Extract each record and reproduce it exactly.

▸ **Dataset rows about figures**:
-- START --

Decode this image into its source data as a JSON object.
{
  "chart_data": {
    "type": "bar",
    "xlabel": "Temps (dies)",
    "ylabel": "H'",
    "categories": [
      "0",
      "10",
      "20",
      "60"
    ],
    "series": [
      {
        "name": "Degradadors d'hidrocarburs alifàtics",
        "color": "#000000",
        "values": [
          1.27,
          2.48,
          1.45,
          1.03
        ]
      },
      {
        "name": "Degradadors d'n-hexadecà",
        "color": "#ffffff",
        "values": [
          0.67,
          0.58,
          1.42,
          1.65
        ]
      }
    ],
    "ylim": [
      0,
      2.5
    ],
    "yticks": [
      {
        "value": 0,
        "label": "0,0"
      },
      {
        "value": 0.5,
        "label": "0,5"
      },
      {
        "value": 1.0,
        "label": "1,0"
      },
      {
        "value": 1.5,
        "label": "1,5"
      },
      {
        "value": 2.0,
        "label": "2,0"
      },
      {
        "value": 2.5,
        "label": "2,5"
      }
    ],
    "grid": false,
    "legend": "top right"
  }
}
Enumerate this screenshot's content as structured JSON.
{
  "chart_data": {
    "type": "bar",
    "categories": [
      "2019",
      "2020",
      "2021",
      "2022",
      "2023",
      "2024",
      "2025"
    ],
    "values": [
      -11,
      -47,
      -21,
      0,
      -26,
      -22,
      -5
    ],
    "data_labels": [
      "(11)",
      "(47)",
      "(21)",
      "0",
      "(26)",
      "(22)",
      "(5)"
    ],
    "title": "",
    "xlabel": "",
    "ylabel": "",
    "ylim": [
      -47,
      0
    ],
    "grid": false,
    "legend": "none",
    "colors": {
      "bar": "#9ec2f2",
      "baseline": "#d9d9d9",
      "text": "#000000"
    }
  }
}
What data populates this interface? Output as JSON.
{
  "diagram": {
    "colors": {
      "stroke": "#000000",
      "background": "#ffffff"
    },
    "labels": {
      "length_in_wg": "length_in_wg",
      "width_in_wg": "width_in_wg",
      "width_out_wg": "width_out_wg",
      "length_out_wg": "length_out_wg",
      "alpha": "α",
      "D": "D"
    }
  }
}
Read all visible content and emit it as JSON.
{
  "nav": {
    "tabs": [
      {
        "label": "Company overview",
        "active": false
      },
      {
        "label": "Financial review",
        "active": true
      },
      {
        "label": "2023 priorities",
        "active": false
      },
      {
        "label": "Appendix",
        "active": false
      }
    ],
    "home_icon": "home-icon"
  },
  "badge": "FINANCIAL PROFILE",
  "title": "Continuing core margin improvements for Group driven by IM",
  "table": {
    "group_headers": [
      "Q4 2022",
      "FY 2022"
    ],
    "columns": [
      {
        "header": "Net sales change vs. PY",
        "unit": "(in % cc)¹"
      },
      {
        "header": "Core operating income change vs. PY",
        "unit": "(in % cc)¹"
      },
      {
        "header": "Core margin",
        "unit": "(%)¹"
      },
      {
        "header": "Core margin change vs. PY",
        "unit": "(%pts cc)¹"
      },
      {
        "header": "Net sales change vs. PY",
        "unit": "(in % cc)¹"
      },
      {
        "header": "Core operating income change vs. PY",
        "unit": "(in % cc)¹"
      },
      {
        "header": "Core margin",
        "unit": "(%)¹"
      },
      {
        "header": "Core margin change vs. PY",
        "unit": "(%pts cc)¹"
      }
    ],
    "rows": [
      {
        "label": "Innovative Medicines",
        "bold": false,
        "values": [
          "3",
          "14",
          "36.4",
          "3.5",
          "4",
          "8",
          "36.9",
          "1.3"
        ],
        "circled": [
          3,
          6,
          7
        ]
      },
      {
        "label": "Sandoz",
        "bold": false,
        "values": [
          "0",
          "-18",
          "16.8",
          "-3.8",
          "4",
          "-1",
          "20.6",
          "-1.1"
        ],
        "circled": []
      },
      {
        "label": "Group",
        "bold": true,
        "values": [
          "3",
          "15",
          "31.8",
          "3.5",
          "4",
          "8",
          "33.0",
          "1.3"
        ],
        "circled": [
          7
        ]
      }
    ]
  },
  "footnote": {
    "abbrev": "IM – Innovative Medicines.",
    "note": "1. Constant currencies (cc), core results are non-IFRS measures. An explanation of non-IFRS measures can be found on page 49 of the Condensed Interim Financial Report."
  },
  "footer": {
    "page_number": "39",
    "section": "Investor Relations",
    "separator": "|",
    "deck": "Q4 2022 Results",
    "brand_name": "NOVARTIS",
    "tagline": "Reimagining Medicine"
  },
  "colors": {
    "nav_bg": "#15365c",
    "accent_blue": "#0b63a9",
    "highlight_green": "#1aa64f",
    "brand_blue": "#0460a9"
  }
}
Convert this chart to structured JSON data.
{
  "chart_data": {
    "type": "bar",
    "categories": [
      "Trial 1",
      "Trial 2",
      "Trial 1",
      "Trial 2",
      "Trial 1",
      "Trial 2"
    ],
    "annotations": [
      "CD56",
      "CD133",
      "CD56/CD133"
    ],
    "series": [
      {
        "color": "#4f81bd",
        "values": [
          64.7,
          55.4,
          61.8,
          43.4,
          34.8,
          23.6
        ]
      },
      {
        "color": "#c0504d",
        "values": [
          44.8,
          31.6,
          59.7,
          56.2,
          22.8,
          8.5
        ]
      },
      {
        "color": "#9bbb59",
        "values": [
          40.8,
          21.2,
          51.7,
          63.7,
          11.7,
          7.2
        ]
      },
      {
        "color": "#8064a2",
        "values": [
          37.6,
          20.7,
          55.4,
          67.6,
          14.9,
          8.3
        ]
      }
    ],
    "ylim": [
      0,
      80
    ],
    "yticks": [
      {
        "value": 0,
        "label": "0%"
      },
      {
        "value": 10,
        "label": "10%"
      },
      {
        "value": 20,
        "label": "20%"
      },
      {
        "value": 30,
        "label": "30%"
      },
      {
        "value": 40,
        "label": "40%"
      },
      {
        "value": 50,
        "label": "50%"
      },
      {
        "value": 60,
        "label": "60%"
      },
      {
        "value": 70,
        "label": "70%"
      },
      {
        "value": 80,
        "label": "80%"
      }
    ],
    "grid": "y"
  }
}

-- END --

▸ **PROBLEM SOLUTION**:
Decode this image into its source data as a JSON object.
{
  "chart_data": {
    "type": "bar",
    "xlabel": "Temps (dies)",
    "ylabel": "H'",
    "categories": [
      "0",
      "10",
      "20",
      "60"
    ],
    "series": [
      {
        "name": "Degradadors d'hidrocarburs alifàtics",
        "color": "#000000",
        "values": [
          1.27,
          2.48,
          1.45,
          1.03
        ]
      },
      {
        "name": "Degradadors d'n-hexadecà",
        "color": "#ffffff",
        "values": [
          0.67,
          0.58,
          1.42,
          1.65
        ]
      }
    ],
    "ylim": [
      0,
      2.5
    ],
    "yticks": [
      {
        "value": 0,
        "label": "0,0"
      },
      {
        "value": 0.5,
        "label": "0,5"
      },
      {
        "value": 1.0,
        "label": "1,0"
      },
      {
        "value": 1.5,
        "label": "1,5"
      },
      {
        "value": 2.0,
        "label": "2,0"
      },
      {
        "value": 2.5,
        "label": "2,5"
      }
    ],
    "grid": false,
    "legend": "top right"
  }
}
Enumerate this screenshot's content as structured JSON.
{
  "chart_data": {
    "type": "bar",
    "categories": [
      "2019",
      "2020",
      "2021",
      "2022",
      "2023",
      "2024",
      "2025"
    ],
    "values": [
      -11,
      -47,
      -21,
      0,
      -26,
      -22,
      -5
    ],
    "data_labels": [
      "(11)",
      "(47)",
      "(21)",
      "0",
      "(26)",
      "(22)",
      "(5)"
    ],
    "title": "",
    "xlabel": "",
    "ylabel": "",
    "ylim": [
      -47,
      0
    ],
    "grid": false,
    "legend": "none",
    "colors": {
      "bar": "#9ec2f2",
      "baseline": "#d9d9d9",
      "text": "#000000"
    }
  }
}
What data populates this interface? Output as JSON.
{
  "diagram": {
    "colors": {
      "stroke": "#000000",
      "background": "#ffffff"
    },
    "labels": {
      "length_in_wg": "length_in_wg",
      "width_in_wg": "width_in_wg",
      "width_out_wg": "width_out_wg",
      "length_out_wg": "length_out_wg",
      "alpha": "α",
      "D": "D"
    }
  }
}
Read all visible content and emit it as JSON.
{
  "nav": {
    "tabs": [
      {
        "label": "Company overview",
        "active": false
      },
      {
        "label": "Financial review",
        "active": true
      },
      {
        "label": "2023 priorities",
        "active": false
      },
      {
        "label": "Appendix",
        "active": false
      }
    ],
    "home_icon": "home-icon"
  },
  "badge": "FINANCIAL PROFILE",
  "title": "Continuing core margin improvements for Group driven by IM",
  "table": {
    "group_headers": [
      "Q4 2022",
      "FY 2022"
    ],
    "columns": [
      {
        "header": "Net sales change vs. PY",
        "unit": "(in % cc)¹"
      },
      {
        "header": "Core operating income change vs. PY",
        "unit": "(in % cc)¹"
      },
      {
        "header": "Core margin",
        "unit": "(%)¹"
      },
      {
        "header": "Core margin change vs. PY",
        "unit": "(%pts cc)¹"
      },
      {
        "header": "Net sales change vs. PY",
        "unit": "(in % cc)¹"
      },
      {
        "header": "Core operating income change vs. PY",
        "unit": "(in % cc)¹"
      },
      {
        "header": "Core margin",
        "unit": "(%)¹"
      },
      {
        "header": "Core margin change vs. PY",
        "unit": "(%pts cc)¹"
      }
    ],
    "rows": [
      {
        "label": "Innovative Medicines",
        "bold": false,
        "values": [
          "3",
          "14",
          "36.4",
          "3.5",
          "4",
          "8",
          "36.9",
          "1.3"
        ],
        "circled": [
          3,
          6,
          7
        ]
      },
      {
        "label": "Sandoz",
        "bold": false,
        "values": [
          "0",
          "-18",
          "16.8",
          "-3.8",
          "4",
          "-1",
          "20.6",
          "-1.1"
        ],
        "circled": []
      },
      {
        "label": "Group",
        "bold": true,
        "values": [
          "3",
          "15",
          "31.8",
          "3.5",
          "4",
          "8",
          "33.0",
          "1.3"
        ],
        "circled": [
          7
        ]
      }
    ]
  },
  "footnote": {
    "abbrev": "IM – Innovative Medicines.",
    "note": "1. Constant currencies (cc), core results are non-IFRS measures. An explanation of non-IFRS measures can be found on page 49 of the Condensed Interim Financial Report."
  },
  "footer": {
    "page_number": "39",
    "section": "Investor Relations",
    "separator": "|",
    "deck": "Q4 2022 Results",
    "brand_name": "NOVARTIS",
    "tagline": "Reimagining Medicine"
  },
  "colors": {
    "nav_bg": "#15365c",
    "accent_blue": "#0b63a9",
    "highlight_green": "#1aa64f",
    "brand_blue": "#0460a9"
  }
}
Convert this chart to structured JSON data.
{
  "chart_data": {
    "type": "bar",
    "categories": [
      "Trial 1",
      "Trial 2",
      "Trial 1",
      "Trial 2",
      "Trial 1",
      "Trial 2"
    ],
    "annotations": [
      "CD56",
      "CD133",
      "CD56/CD133"
    ],
    "series": [
      {
        "color": "#4f81bd",
        "values": [
          64.7,
          55.4,
          61.8,
          43.4,
          34.8,
          23.6
        ]
      },
      {
        "color": "#c0504d",
        "values": [
          44.8,
          31.6,
          59.7,
          56.2,
          22.8,
          8.5
        ]
      },
      {
        "color": "#9bbb59",
        "values": [
          40.8,
          21.2,
          51.7,
          63.7,
          11.7,
          7.2
        ]
      },
      {
        "color": "#8064a2",
        "values": [
          37.6,
          20.7,
          55.4,
          67.6,
          14.9,
          8.3
        ]
      }
    ],
    "ylim": [
      0,
      80
    ],
    "yticks": [
      {
        "value": 0,
        "label": "0%"
      },
      {
        "value": 10,
        "label": "10%"
      },
      {
        "value": 20,
        "label": "20%"
      },
      {
        "value": 30,
        "label": "30%"
      },
      {
        "value": 40,
        "label": "40%"
      },
      {
        "value": 50,
        "label": "50%"
      },
      {
        "value": 60,
        "label": "60%"
      },
      {
        "value": 70,
        "label": "70%"
      },
      {
        "value": 80,
        "label": "80%"
      }
    ],
    "grid": "y"
  }
}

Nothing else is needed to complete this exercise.